## TASKS TO CARRY OUT
1 – According to the project check-in, what kind of performance does the writer say they really love watching?
2 – Reproduce the passage of the project check-in starting with "I really love" and going on through "our class discussions.".

## TEXT SECTION
Project check-in #1: Liv

  • Which text have you found most compelling and/or would like to examine further?

I think Souls of Black Folk was easiest to connect with, probably because I was able to understand his writing/the concepts more than other texts. I found Uncle Tom’s Cabin compelling too, as easier to understand. The denser texts about performance are obviously more difficult/harder to interact with (for me), but Jayna Brown’s text (“Letting the Flesh Fly: Topsy, Time, Torture, and Transfiguration.”) inspired a lot of thought and questions.

Which concepts/theories (i.e. liminality, mastery of form, etc.) do you find most intriguing?

The veil/double consciousness are particularly intriguing. I think there might be a way into deformation of mastery from there too. (Naturally I guess) I’m interested in how Black artists/people express those concepts/their experiences – through “texts”/artistic form – to someone, like myself, who are listening but can never fully understand. I think I finally pretty much understand liminality, which is also intriguing. I mentioned Jayna Brown’s text above, a lot of the ideas she presents (particularly about the sexualization of Topsy/the impact of white women playing her) there are interesting.

What kind of performance and/or art are you most interested in? Why?

I really love watching dance – breaking down This is America was really interesting for me, in the light of this class. I haven’t done a lot of performing so I feel like the nuances may get lost on me, but I still love it. I’m good at/enjoy close/analytical reading so that kind of art is easier for me to interact with (except I’m still pretty bad at deciphering poetry). I love studio art, but doing a “close reading” of those sort of “texts” is difficult (despite having 2 artists for parents).

List two research/discussion questions generated by the course materials and/or our class discussions.

  1. problems with appealing to white women by relying on the violence perpetrated against Black women and children? Why is this only half empathy? (re: she’s someone‘s sister, daughter, wife) How was the implicit Northern racism shaped by these strategies? Or, on the flip side, how did these strategies play into the existing implicit racism?
  2. What is the relationship between Black voices appearing in the intervals of culture? (re: minstral shows) Does this relate to liminality? Does this concept still occur in black art today?

## MATERIAL

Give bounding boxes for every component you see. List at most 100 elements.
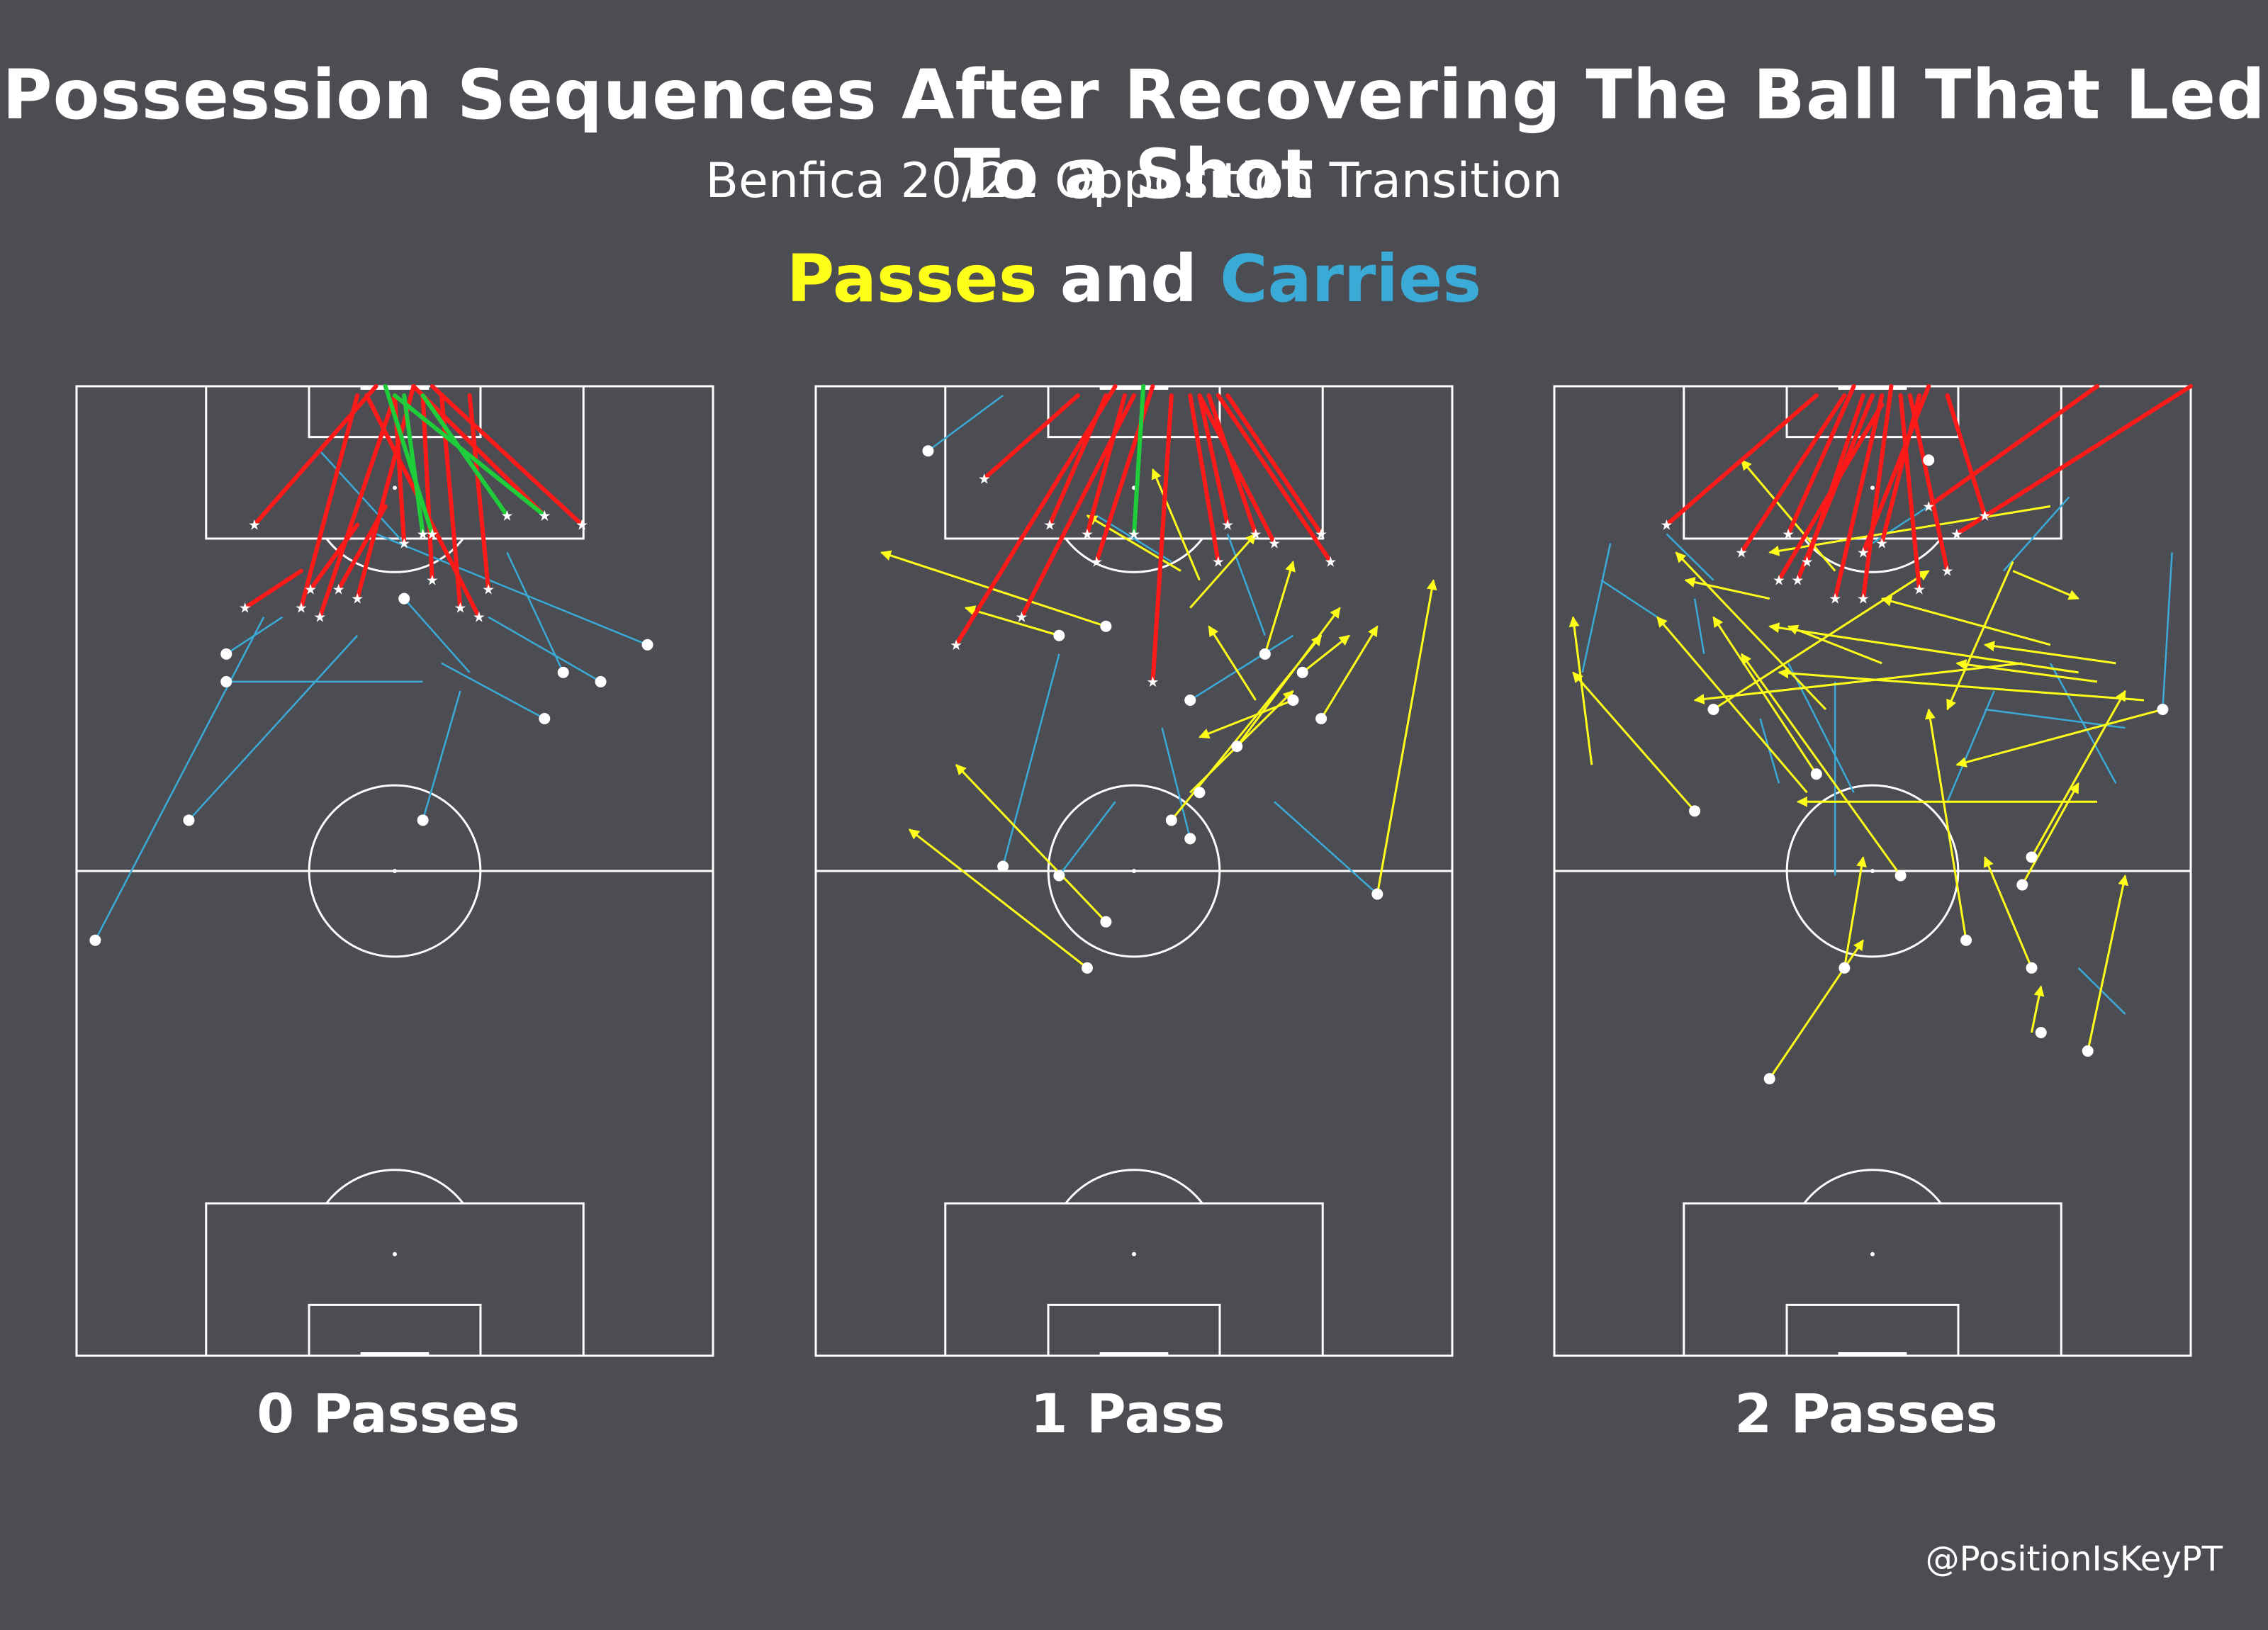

## ANSWERS BELOW
1 – Dance.

2 –
I really love watching dance – breaking down This is America was really interesting for me, in the light of this class. I haven’t done a lot of performing so I feel like the nuances may get lost on me, but I still love it. I’m good at/enjoy close/analytical reading so that kind of art is easier for me to interact with (except I’m still pretty bad at deciphering poetry). I love studio art, but doing a “close reading” of those sort of “texts” is difficult (despite having 2 artists for parents).

List two research/discussion questions generated by the course materials and/or our class discussions.